## Exercise goal
Identify and pull out each line of the entries in which "screenshot" occurs.

## Records for processing

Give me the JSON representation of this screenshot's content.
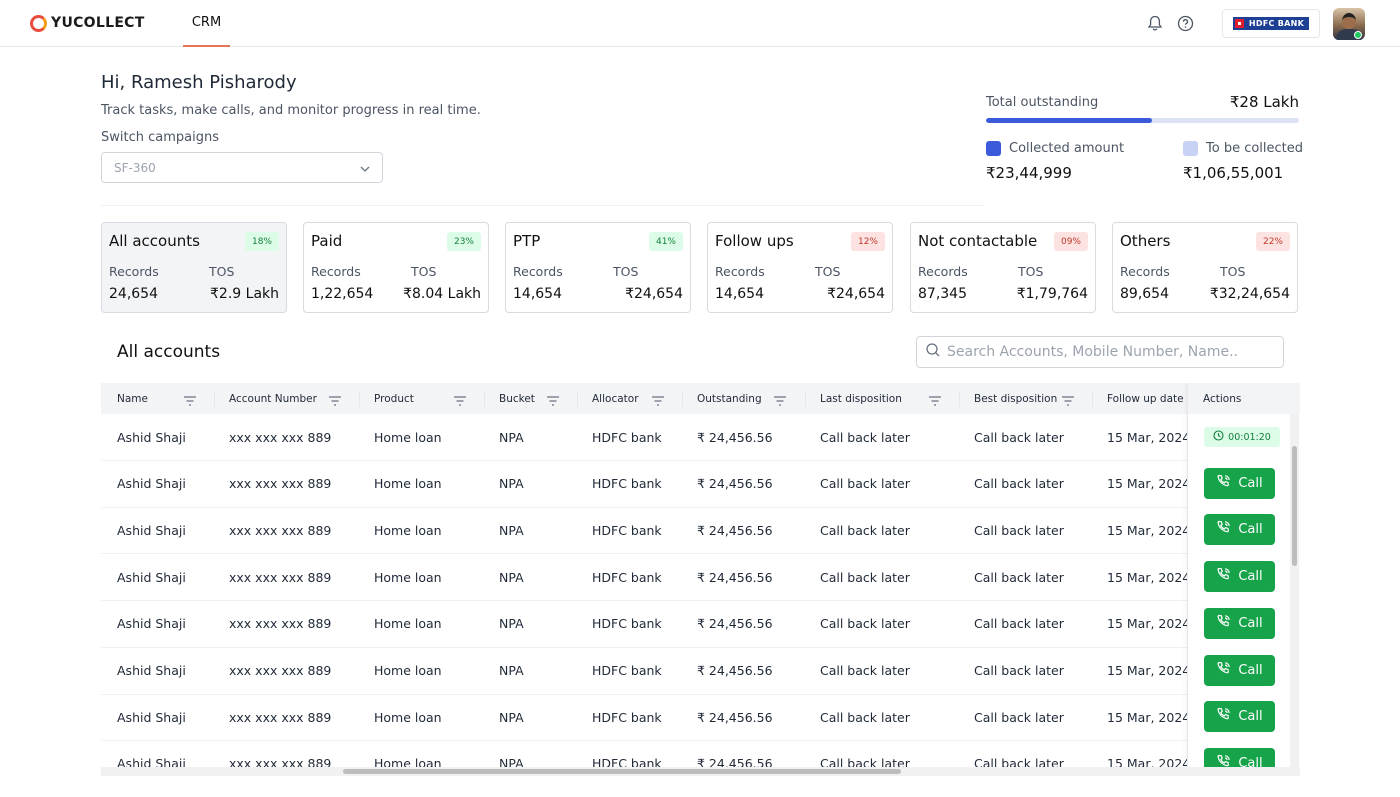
{
  "app": {
    "logo_text": "YUCOLLECT",
    "nav_tab": "CRM",
    "bank_badge": "HDFC BANK"
  },
  "greeting": {
    "title": "Hi, Ramesh Pisharody",
    "subtitle": "Track tasks, make calls, and monitor progress in real time.",
    "switch_label": "Switch campaigns",
    "campaign_selected": "SF-360"
  },
  "outstanding": {
    "label": "Total outstanding",
    "value": "₹28 Lakh",
    "collected_fraction": 0.53,
    "collected_label": "Collected amount",
    "collected_value": "₹23,44,999",
    "to_collect_label": "To be collected",
    "to_collect_value": "₹1,06,55,001",
    "colors": {
      "collected": "#3b5bdb",
      "to_collect": "#c7d2f4"
    }
  },
  "cards": [
    {
      "title": "All accounts",
      "pct": "18%",
      "pct_tone": "green",
      "records_label": "Records",
      "records": "24,654",
      "tos_label": "TOS",
      "tos": "₹2.9 Lakh"
    },
    {
      "title": "Paid",
      "pct": "23%",
      "pct_tone": "green",
      "records_label": "Records",
      "records": "1,22,654",
      "tos_label": "TOS",
      "tos": "₹8.04 Lakh"
    },
    {
      "title": "PTP",
      "pct": "41%",
      "pct_tone": "green",
      "records_label": "Records",
      "records": "14,654",
      "tos_label": "TOS",
      "tos": "₹24,654"
    },
    {
      "title": "Follow ups",
      "pct": "12%",
      "pct_tone": "red",
      "records_label": "Records",
      "records": "14,654",
      "tos_label": "TOS",
      "tos": "₹24,654"
    },
    {
      "title": "Not contactable",
      "pct": "09%",
      "pct_tone": "red",
      "records_label": "Records",
      "records": "87,345",
      "tos_label": "TOS",
      "tos": "₹1,79,764"
    },
    {
      "title": "Others",
      "pct": "22%",
      "pct_tone": "red",
      "records_label": "Records",
      "records": "89,654",
      "tos_label": "TOS",
      "tos": "₹32,24,654"
    }
  ],
  "table": {
    "title": "All accounts",
    "search_placeholder": "Search Accounts, Mobile Number, Name..",
    "columns": [
      "Name",
      "Account Number",
      "Product",
      "Bucket",
      "Allocator",
      "Outstanding",
      "Last disposition",
      "Best disposition",
      "Follow up date"
    ],
    "actions_header": "Actions",
    "timer_value": "00:01:20",
    "call_label": "Call",
    "rows": [
      {
        "name": "Ashid Shaji",
        "account": "xxx xxx xxx 889",
        "product": "Home loan",
        "bucket": "NPA",
        "allocator": "HDFC bank",
        "outstanding": "₹ 24,456.56",
        "last": "Call back later",
        "best": "Call back later",
        "followup": "15 Mar, 2024"
      },
      {
        "name": "Ashid Shaji",
        "account": "xxx xxx xxx 889",
        "product": "Home loan",
        "bucket": "NPA",
        "allocator": "HDFC bank",
        "outstanding": "₹ 24,456.56",
        "last": "Call back later",
        "best": "Call back later",
        "followup": "15 Mar, 2024"
      },
      {
        "name": "Ashid Shaji",
        "account": "xxx xxx xxx 889",
        "product": "Home loan",
        "bucket": "NPA",
        "allocator": "HDFC bank",
        "outstanding": "₹ 24,456.56",
        "last": "Call back later",
        "best": "Call back later",
        "followup": "15 Mar, 2024"
      },
      {
        "name": "Ashid Shaji",
        "account": "xxx xxx xxx 889",
        "product": "Home loan",
        "bucket": "NPA",
        "allocator": "HDFC bank",
        "outstanding": "₹ 24,456.56",
        "last": "Call back later",
        "best": "Call back later",
        "followup": "15 Mar, 2024"
      },
      {
        "name": "Ashid Shaji",
        "account": "xxx xxx xxx 889",
        "product": "Home loan",
        "bucket": "NPA",
        "allocator": "HDFC bank",
        "outstanding": "₹ 24,456.56",
        "last": "Call back later",
        "best": "Call back later",
        "followup": "15 Mar, 2024"
      },
      {
        "name": "Ashid Shaji",
        "account": "xxx xxx xxx 889",
        "product": "Home loan",
        "bucket": "NPA",
        "allocator": "HDFC bank",
        "outstanding": "₹ 24,456.56",
        "last": "Call back later",
        "best": "Call back later",
        "followup": "15 Mar, 2024"
      },
      {
        "name": "Ashid Shaji",
        "account": "xxx xxx xxx 889",
        "product": "Home loan",
        "bucket": "NPA",
        "allocator": "HDFC bank",
        "outstanding": "₹ 24,456.56",
        "last": "Call back later",
        "best": "Call back later",
        "followup": "15 Mar, 2024"
      },
      {
        "name": "Ashid Shaji",
        "account": "xxx xxx xxx 889",
        "product": "Home loan",
        "bucket": "NPA",
        "allocator": "HDFC bank",
        "outstanding": "₹ 24,456.56",
        "last": "Call back later",
        "best": "Call back later",
        "followup": "15 Mar, 2024"
      }
    ]
  }
}
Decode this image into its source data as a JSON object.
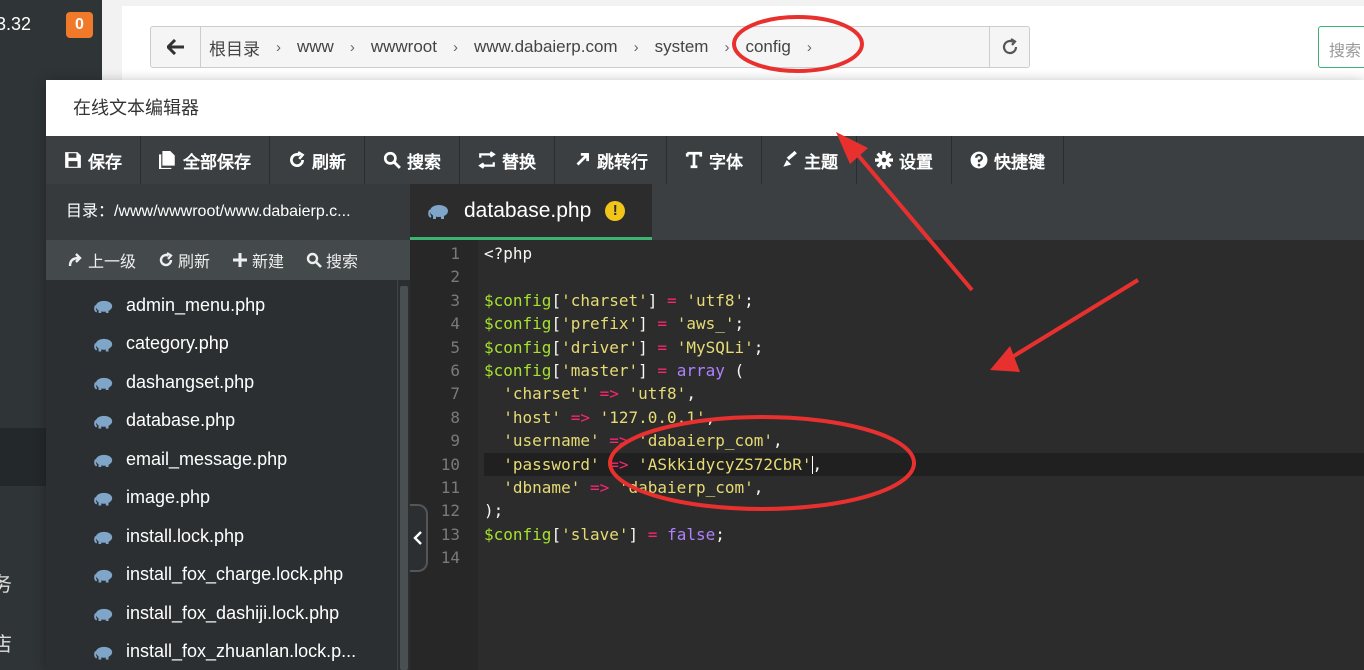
{
  "bg": {
    "ip_fragment": "3.32",
    "badge_count": "0",
    "sidebar_char_1": "务",
    "sidebar_char_2": "店"
  },
  "breadcrumb": {
    "items": [
      "根目录",
      "www",
      "wwwroot",
      "www.dabaierp.com",
      "system",
      "config"
    ],
    "search_placeholder": "搜索"
  },
  "modal": {
    "title": "在线文本编辑器",
    "toolbar": [
      {
        "label": "保存",
        "icon": "save-icon"
      },
      {
        "label": "全部保存",
        "icon": "save-all-icon"
      },
      {
        "label": "刷新",
        "icon": "refresh-icon"
      },
      {
        "label": "搜索",
        "icon": "search-icon"
      },
      {
        "label": "替换",
        "icon": "replace-icon"
      },
      {
        "label": "跳转行",
        "icon": "jump-line-icon"
      },
      {
        "label": "字体",
        "icon": "font-icon"
      },
      {
        "label": "主题",
        "icon": "theme-icon"
      },
      {
        "label": "设置",
        "icon": "gear-icon"
      },
      {
        "label": "快捷键",
        "icon": "question-icon"
      }
    ]
  },
  "sidebar": {
    "path": "目录：/www/wwwroot/www.dabaierp.c...",
    "actions": [
      {
        "label": "上一级",
        "icon": "up-level-icon"
      },
      {
        "label": "刷新",
        "icon": "refresh-icon"
      },
      {
        "label": "新建",
        "icon": "plus-icon"
      },
      {
        "label": "搜索",
        "icon": "search-icon"
      }
    ],
    "files": [
      "admin_menu.php",
      "category.php",
      "dashangset.php",
      "database.php",
      "email_message.php",
      "image.php",
      "install.lock.php",
      "install_fox_charge.lock.php",
      "install_fox_dashiji.lock.php",
      "install_fox_zhuanlan.lock.p..."
    ]
  },
  "editor": {
    "tab_name": "database.php",
    "tab_warning": "!",
    "line_numbers": [
      "1",
      "2",
      "3",
      "4",
      "5",
      "6",
      "7",
      "8",
      "9",
      "10",
      "11",
      "12",
      "13",
      "14"
    ],
    "code": {
      "l1": "<?php",
      "var": "$config",
      "k_charset": "'charset'",
      "v_utf8": "'utf8'",
      "k_prefix": "'prefix'",
      "v_prefix": "'aws_'",
      "k_driver": "'driver'",
      "v_driver": "'MySQLi'",
      "k_master": "'master'",
      "kw_array": "array",
      "k_host": "'host'",
      "v_host": "'127.0.0.1'",
      "k_username": "'username'",
      "v_username": "'dabaierp_com'",
      "k_password": "'password'",
      "v_password": "'ASkkidycyZS72CbR'",
      "k_dbname": "'dbname'",
      "v_dbname": "'dabaierp_com'",
      "k_slave": "'slave'",
      "kw_false": "false"
    }
  },
  "colors": {
    "accent_green": "#3cb371",
    "annotation_red": "#e8312f",
    "toolbar_bg": "#3b3f41",
    "badge_orange": "#f07a29"
  }
}
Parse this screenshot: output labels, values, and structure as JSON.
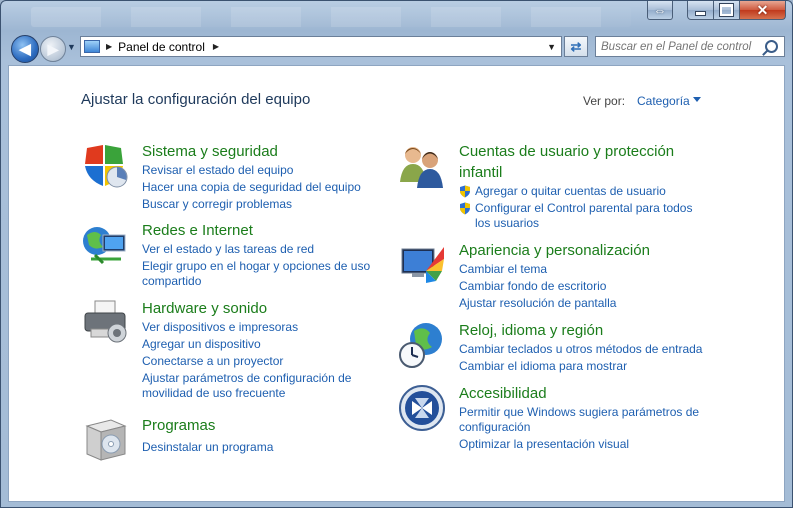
{
  "window": {
    "caption_resize": "⇔",
    "caption_close": "✕"
  },
  "toolbar": {
    "address": "Panel de control",
    "search_placeholder": "Buscar en el Panel de control"
  },
  "content": {
    "title": "Ajustar la configuración del equipo",
    "view_by_label": "Ver por:",
    "view_by_value": "Categoría"
  },
  "categories": {
    "system": {
      "title": "Sistema y seguridad",
      "links": [
        "Revisar el estado del equipo",
        "Hacer una copia de seguridad del equipo",
        "Buscar y corregir problemas"
      ]
    },
    "network": {
      "title": "Redes e Internet",
      "links": [
        "Ver el estado y las tareas de red",
        "Elegir grupo en el hogar y opciones de uso",
        "compartido"
      ]
    },
    "hardware": {
      "title": "Hardware y sonido",
      "links": [
        "Ver dispositivos e impresoras",
        "Agregar un dispositivo",
        "Conectarse a un proyector",
        "Ajustar parámetros de configuración de",
        "movilidad de uso frecuente"
      ]
    },
    "programs": {
      "title": "Programas",
      "links": [
        "Desinstalar un programa"
      ]
    },
    "accounts": {
      "title_line1": "Cuentas de usuario y protección",
      "title_line2": "infantil",
      "links": [
        "Agregar o quitar cuentas de usuario",
        "Configurar el Control parental para todos",
        "los usuarios"
      ]
    },
    "appearance": {
      "title": "Apariencia y personalización",
      "links": [
        "Cambiar el tema",
        "Cambiar fondo de escritorio",
        "Ajustar resolución de pantalla"
      ]
    },
    "clock": {
      "title": "Reloj, idioma y región",
      "links": [
        "Cambiar teclados u otros métodos de entrada",
        "Cambiar el idioma para mostrar"
      ]
    },
    "accessibility": {
      "title": "Accesibilidad",
      "links": [
        "Permitir que Windows sugiera parámetros de",
        "configuración",
        "Optimizar la presentación visual"
      ]
    }
  }
}
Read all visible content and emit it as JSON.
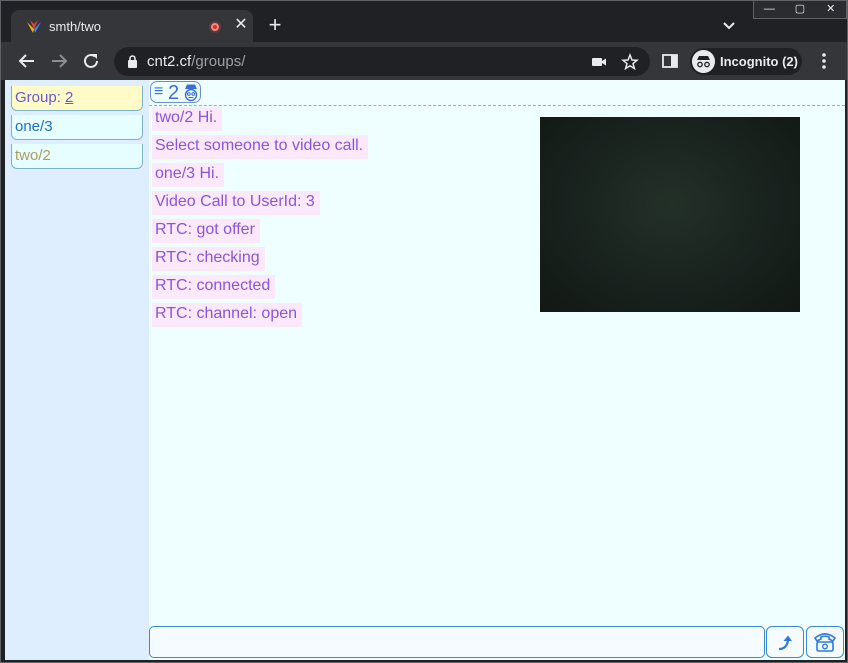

## Correct result
Give me the JSON representation of this screenshot's content.
Parse this screenshot: output labels, values, and structure as JSON.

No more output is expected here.